* Trecho do ensaio *
^^^^

Crise de Responsabilidade

Durante a história do homem, pelo menos a que foi registrada, observa toda uma gama de instrumentos que fizeram com que o sujeito não tivesse responsabilidade sobre seus atos. Se pensarmos, desde religiões anímicas, como na magia que fazia o homem adentrar os mistérios da natureza, divinizando-os. Vieram outras formas de civilização, nascendo deuses antropomórficos, até fundirem todos em um monoteísmo que perdura na cultura ocidental. Nietzsche teve a ousadia de proclamar a morte de deus, que já existia na postura dos próprios crentes. Chegamos finalmente à contemporaneidade e estamos diante de algo que tem assolado os homens, a chamada depressão.

Neste ensaio, o objetivo é tratar a respeito de uma possível causa da depressão. Partindo de observações feitas que dão indícios acerca de uma hipótese de diagnóstico. O depressivo sofre, ainda que muitos não consigam dizer o porque. Clínicas superlotam com pacientes em busca da cura, mas encontram apenas medicamentos que não permitem que confrontem suas aflições. Cada vez mais, se propaga essa epidemia depressiva. Não se fala de cura, mas sim, de medidas paliativas. Observa-se no comportamento do depressivo em geral, uma necessidade de afastamento dos hábitos da sociedade “sã”, sendo que o sentimento que invade é o de culpa.

^^^^

* O que fazer *
Transcreva, sem nenhuma alteração, a passagem do ensaio sobre a crise de responsabilidade que começa em "Crise de Responsabilidade" e vai até "a chamada depressão.". Os itens que vêm a seguir são um material à parte do ensaio.

^^^^

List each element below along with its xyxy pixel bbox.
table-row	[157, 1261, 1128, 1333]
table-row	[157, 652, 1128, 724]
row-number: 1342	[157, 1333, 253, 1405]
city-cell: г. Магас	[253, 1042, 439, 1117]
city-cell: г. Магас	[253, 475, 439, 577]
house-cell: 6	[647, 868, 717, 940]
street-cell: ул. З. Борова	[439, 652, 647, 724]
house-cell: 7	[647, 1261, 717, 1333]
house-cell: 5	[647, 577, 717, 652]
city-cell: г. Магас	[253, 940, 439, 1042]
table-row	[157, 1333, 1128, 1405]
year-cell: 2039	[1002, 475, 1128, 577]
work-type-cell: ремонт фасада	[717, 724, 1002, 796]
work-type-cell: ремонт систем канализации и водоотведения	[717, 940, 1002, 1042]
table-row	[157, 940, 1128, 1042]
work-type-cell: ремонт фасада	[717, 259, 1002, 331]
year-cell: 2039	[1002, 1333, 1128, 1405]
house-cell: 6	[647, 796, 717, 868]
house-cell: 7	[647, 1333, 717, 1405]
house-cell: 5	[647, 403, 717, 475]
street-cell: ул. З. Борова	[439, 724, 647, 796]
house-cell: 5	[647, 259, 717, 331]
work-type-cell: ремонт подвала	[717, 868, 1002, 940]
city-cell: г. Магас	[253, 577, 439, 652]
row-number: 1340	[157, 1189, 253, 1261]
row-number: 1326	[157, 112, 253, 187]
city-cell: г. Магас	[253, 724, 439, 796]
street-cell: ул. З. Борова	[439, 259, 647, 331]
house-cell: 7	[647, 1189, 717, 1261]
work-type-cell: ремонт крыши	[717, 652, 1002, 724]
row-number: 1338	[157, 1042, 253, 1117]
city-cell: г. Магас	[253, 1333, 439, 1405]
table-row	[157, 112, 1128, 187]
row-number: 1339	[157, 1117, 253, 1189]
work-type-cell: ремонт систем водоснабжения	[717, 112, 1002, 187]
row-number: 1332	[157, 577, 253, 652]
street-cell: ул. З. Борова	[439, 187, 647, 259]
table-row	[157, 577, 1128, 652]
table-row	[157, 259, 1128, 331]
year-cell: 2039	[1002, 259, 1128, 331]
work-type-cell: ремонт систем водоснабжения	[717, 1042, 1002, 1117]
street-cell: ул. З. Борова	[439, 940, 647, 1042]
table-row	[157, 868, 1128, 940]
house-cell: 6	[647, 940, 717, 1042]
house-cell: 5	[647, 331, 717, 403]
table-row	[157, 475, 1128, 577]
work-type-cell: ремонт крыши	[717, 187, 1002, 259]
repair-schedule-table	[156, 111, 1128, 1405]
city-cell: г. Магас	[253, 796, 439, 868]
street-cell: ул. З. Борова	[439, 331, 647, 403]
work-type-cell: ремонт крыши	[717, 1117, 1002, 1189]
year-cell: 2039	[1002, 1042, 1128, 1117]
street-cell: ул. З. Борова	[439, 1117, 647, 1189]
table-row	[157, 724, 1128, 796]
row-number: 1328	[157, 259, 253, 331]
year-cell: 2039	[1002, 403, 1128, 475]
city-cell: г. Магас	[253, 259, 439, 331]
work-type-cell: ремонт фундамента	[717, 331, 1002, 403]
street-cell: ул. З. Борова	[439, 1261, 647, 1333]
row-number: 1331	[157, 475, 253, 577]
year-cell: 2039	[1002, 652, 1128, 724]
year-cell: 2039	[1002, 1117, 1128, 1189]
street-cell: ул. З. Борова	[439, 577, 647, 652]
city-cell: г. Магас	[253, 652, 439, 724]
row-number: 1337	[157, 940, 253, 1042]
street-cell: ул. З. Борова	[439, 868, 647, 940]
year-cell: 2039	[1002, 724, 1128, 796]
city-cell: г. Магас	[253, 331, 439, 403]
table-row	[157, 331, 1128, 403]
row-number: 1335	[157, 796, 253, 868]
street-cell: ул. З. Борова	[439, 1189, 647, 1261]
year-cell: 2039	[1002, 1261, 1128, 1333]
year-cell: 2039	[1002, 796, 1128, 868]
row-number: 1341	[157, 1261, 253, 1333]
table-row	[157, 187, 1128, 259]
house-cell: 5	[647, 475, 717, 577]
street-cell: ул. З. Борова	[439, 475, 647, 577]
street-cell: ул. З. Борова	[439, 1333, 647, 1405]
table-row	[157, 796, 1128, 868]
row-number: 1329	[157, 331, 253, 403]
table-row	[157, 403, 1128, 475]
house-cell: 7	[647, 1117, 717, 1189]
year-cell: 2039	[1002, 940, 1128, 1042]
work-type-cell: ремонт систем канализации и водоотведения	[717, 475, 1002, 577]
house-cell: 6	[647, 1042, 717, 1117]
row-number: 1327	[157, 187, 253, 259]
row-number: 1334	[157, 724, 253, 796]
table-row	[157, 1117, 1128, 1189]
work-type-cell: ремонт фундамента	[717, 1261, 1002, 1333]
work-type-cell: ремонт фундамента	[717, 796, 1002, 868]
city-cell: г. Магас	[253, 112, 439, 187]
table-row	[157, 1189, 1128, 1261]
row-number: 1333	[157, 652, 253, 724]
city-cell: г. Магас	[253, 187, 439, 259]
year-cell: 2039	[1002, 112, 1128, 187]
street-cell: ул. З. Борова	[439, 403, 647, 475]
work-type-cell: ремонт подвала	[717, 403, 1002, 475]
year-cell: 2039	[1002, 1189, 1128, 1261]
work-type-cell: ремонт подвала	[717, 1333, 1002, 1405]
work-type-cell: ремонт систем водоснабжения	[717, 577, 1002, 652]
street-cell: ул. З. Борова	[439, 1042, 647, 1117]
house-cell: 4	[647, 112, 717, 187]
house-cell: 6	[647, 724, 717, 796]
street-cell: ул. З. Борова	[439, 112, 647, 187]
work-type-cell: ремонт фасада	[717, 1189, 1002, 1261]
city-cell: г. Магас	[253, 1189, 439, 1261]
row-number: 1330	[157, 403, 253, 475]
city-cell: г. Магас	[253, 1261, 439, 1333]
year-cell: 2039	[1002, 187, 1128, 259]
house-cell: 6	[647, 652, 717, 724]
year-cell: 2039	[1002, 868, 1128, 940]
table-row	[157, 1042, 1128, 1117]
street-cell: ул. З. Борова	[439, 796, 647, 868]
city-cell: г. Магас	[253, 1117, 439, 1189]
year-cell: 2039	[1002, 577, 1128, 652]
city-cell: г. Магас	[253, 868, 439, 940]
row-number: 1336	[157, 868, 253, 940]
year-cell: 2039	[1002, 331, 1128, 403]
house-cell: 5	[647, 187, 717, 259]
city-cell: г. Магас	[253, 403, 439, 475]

^^^^

* Resposta escrita *
Crise de Responsabilidade

Durante a história do homem, pelo menos a que foi registrada, observa toda uma gama de instrumentos que fizeram com que o sujeito não tivesse responsabilidade sobre seus atos. Se pensarmos, desde religiões anímicas, como na magia que fazia o homem adentrar os mistérios da natureza, divinizando-os. Vieram outras formas de civilização, nascendo deuses antropomórficos, até fundirem todos em um monoteísmo que perdura na cultura ocidental. Nietzsche teve a ousadia de proclamar a morte de deus, que já existia na postura dos próprios crentes. Chegamos finalmente à contemporaneidade e estamos diante de algo que tem assolado os homens, a chamada depressão.